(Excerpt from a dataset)

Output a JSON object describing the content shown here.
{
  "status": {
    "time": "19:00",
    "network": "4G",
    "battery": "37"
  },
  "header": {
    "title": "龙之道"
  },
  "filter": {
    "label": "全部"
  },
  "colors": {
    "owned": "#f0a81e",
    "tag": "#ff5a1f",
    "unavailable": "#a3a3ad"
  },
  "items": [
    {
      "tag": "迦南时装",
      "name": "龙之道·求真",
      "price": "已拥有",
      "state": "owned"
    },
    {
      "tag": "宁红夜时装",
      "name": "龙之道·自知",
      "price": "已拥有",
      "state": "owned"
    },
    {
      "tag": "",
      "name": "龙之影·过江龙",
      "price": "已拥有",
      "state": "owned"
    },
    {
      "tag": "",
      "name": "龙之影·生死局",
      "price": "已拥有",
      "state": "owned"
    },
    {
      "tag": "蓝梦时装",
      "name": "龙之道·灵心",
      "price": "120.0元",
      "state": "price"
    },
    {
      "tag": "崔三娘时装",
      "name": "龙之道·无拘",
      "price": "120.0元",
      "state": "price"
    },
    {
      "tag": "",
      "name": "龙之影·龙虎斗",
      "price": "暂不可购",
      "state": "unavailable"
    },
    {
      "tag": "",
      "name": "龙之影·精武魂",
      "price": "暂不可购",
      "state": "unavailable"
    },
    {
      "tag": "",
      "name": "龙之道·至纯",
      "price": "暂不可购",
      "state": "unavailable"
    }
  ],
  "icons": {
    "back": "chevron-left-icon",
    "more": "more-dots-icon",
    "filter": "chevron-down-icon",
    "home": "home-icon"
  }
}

• [THE TASK] Write out all records exactly, keeping every detail.

• [RESULT]
Output a JSON object describing the content shown here.
{
  "status": {
    "time": "19:00",
    "network": "4G",
    "battery": "37"
  },
  "header": {
    "title": "龙之道"
  },
  "filter": {
    "label": "全部"
  },
  "colors": {
    "owned": "#f0a81e",
    "tag": "#ff5a1f",
    "unavailable": "#a3a3ad"
  },
  "items": [
    {
      "tag": "迦南时装",
      "name": "龙之道·求真",
      "price": "已拥有",
      "state": "owned"
    },
    {
      "tag": "宁红夜时装",
      "name": "龙之道·自知",
      "price": "已拥有",
      "state": "owned"
    },
    {
      "tag": "",
      "name": "龙之影·过江龙",
      "price": "已拥有",
      "state": "owned"
    },
    {
      "tag": "",
      "name": "龙之影·生死局",
      "price": "已拥有",
      "state": "owned"
    },
    {
      "tag": "蓝梦时装",
      "name": "龙之道·灵心",
      "price": "120.0元",
      "state": "price"
    },
    {
      "tag": "崔三娘时装",
      "name": "龙之道·无拘",
      "price": "120.0元",
      "state": "price"
    },
    {
      "tag": "",
      "name": "龙之影·龙虎斗",
      "price": "暂不可购",
      "state": "unavailable"
    },
    {
      "tag": "",
      "name": "龙之影·精武魂",
      "price": "暂不可购",
      "state": "unavailable"
    },
    {
      "tag": "",
      "name": "龙之道·至纯",
      "price": "暂不可购",
      "state": "unavailable"
    }
  ],
  "icons": {
    "back": "chevron-left-icon",
    "more": "more-dots-icon",
    "filter": "chevron-down-icon",
    "home": "home-icon"
  }
}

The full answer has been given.